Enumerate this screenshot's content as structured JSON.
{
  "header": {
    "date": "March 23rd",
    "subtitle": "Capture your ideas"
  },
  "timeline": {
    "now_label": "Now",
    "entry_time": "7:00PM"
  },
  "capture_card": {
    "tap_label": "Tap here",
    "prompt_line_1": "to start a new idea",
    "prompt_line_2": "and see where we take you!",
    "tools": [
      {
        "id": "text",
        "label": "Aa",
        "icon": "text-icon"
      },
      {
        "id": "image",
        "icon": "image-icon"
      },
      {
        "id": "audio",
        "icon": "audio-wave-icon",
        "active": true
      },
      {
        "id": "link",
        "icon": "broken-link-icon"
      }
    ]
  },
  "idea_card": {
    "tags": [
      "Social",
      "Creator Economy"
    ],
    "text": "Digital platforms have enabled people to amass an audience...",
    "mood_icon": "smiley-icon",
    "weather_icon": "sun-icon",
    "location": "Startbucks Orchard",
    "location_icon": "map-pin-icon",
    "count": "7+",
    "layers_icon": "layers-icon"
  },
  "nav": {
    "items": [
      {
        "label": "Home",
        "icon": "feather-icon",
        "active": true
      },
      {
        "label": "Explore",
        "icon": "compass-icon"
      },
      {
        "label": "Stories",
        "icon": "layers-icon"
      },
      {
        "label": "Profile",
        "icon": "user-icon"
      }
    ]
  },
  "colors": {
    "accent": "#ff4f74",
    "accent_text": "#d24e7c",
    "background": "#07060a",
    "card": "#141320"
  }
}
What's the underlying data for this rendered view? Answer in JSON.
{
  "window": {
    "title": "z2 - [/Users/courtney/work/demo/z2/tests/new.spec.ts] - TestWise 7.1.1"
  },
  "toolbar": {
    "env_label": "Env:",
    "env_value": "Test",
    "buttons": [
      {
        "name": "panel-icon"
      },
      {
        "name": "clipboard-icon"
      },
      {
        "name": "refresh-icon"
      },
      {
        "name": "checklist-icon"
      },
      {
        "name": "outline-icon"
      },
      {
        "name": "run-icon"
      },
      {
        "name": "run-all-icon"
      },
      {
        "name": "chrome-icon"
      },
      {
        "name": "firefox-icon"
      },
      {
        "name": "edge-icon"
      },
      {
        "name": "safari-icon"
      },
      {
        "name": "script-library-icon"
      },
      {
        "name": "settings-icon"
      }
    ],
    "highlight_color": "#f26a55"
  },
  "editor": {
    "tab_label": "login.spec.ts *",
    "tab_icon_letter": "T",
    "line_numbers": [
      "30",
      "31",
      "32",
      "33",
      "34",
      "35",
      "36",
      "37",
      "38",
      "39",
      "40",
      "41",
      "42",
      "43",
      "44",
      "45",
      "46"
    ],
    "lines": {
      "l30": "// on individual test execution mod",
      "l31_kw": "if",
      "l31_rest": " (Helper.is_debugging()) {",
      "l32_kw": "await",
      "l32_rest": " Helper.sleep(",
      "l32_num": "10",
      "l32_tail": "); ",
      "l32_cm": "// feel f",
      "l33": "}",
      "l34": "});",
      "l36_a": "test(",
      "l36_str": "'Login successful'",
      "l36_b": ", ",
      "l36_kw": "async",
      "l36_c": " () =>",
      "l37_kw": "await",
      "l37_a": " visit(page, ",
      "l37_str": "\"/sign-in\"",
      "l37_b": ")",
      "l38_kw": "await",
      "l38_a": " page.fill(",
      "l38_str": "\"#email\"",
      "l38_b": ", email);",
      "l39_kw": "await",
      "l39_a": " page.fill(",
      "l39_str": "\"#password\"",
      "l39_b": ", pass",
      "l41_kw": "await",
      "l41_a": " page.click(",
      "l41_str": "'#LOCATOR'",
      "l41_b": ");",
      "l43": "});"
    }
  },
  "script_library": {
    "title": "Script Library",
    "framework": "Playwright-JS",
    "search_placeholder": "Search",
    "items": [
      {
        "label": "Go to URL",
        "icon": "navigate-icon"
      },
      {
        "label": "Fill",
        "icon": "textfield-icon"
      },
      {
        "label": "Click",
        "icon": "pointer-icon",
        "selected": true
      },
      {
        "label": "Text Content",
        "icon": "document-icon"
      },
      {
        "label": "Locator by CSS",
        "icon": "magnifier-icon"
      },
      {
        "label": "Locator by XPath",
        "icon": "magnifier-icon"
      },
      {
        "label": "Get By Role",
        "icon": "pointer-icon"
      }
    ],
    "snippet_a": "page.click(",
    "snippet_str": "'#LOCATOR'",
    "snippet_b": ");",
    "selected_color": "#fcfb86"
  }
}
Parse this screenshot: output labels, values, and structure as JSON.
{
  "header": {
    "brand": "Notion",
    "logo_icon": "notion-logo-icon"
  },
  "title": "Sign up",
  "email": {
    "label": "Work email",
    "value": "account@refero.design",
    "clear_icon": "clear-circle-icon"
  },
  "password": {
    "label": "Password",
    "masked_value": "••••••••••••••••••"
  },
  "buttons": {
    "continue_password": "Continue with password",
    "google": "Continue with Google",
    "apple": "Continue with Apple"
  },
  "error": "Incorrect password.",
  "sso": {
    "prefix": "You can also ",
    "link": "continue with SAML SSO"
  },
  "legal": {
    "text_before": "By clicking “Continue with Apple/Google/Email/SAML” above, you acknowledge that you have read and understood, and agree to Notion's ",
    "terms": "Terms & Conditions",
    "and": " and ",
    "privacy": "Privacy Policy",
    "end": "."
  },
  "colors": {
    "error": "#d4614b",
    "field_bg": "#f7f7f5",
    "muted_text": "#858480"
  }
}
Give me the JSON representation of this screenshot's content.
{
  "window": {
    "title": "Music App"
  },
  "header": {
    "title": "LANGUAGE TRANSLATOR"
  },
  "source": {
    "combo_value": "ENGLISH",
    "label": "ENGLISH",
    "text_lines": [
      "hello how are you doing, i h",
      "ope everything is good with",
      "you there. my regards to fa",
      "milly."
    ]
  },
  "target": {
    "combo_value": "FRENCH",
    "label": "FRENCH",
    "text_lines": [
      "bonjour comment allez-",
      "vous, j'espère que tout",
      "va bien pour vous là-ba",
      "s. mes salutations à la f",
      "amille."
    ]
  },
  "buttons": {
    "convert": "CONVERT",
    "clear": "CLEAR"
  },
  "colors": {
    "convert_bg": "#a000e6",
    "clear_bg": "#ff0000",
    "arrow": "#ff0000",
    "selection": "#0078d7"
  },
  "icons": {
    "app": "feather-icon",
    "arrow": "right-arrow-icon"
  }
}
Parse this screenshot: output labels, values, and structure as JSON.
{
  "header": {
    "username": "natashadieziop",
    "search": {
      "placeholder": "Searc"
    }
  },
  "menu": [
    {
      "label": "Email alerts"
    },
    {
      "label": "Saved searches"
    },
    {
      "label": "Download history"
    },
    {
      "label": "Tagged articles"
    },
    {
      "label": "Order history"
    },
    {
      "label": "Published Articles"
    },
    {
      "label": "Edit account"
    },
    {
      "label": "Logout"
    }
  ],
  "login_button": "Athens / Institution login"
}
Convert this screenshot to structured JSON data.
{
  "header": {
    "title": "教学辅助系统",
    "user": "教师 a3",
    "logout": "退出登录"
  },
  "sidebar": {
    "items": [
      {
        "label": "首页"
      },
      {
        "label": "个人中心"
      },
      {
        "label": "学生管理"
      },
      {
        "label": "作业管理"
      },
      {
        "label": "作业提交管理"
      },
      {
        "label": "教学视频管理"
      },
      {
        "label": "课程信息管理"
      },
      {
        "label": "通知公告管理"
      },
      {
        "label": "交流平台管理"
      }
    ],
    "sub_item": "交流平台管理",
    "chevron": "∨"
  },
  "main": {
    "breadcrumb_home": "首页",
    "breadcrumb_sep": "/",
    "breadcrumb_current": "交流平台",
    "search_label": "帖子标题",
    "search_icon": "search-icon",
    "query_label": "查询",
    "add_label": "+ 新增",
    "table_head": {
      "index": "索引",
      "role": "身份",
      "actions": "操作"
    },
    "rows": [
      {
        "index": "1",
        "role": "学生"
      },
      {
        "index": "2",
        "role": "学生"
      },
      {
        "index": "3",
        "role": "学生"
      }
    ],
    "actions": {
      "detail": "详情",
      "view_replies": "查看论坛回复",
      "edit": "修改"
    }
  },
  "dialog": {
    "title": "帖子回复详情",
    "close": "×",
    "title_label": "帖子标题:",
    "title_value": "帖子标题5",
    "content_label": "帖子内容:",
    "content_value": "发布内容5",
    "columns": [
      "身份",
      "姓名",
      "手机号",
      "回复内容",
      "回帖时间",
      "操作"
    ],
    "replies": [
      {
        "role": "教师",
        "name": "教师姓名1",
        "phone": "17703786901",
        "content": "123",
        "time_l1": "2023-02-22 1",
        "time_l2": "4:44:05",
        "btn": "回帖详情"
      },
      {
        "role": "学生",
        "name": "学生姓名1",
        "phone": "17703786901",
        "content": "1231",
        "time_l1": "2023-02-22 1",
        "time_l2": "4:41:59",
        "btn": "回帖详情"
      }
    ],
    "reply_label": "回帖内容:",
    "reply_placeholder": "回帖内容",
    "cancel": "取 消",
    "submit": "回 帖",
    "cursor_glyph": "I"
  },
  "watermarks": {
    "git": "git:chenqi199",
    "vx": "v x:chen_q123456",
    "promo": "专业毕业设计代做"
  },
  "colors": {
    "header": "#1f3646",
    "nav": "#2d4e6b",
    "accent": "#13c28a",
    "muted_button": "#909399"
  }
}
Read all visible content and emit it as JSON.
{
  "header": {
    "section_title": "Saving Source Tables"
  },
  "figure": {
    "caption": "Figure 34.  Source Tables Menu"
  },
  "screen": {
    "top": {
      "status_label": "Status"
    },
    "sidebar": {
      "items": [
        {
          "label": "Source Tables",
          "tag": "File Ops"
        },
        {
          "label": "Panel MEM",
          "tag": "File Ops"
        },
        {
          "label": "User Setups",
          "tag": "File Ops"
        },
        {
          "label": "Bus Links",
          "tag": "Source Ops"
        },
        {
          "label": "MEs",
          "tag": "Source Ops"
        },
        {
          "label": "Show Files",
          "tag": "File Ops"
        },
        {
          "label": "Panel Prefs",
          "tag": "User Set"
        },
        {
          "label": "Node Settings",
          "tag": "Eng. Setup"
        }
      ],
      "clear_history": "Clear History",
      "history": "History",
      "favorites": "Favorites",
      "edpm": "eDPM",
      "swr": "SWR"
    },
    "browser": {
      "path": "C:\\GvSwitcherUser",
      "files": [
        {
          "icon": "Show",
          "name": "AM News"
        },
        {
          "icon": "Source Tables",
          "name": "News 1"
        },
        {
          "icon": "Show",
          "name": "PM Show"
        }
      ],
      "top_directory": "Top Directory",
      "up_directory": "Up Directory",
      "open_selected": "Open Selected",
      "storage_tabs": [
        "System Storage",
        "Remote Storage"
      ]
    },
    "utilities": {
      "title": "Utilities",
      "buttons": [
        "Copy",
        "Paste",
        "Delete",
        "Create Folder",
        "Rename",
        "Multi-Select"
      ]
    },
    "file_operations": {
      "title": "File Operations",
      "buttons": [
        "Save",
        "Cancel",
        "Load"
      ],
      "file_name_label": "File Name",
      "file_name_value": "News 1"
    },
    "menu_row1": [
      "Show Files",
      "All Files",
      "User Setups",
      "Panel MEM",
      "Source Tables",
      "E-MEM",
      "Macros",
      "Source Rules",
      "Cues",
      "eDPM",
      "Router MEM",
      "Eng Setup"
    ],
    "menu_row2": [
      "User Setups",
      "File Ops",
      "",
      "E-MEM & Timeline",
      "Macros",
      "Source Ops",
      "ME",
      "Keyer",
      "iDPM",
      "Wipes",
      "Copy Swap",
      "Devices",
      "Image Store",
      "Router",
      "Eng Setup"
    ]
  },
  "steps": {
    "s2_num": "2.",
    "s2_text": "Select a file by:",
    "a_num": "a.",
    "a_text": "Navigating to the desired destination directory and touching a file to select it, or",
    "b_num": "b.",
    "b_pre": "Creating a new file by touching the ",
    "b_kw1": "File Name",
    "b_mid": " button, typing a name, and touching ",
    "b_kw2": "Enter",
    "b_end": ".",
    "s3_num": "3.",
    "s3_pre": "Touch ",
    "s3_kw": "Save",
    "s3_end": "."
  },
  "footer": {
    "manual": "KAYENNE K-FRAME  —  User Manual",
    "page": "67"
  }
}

******************************

- Task directions:
Pick each line holding the word "layers" out of the data and copy it.

- Exercise response:
    "layers_icon": "layers-icon"
        "icon": "layers-icon"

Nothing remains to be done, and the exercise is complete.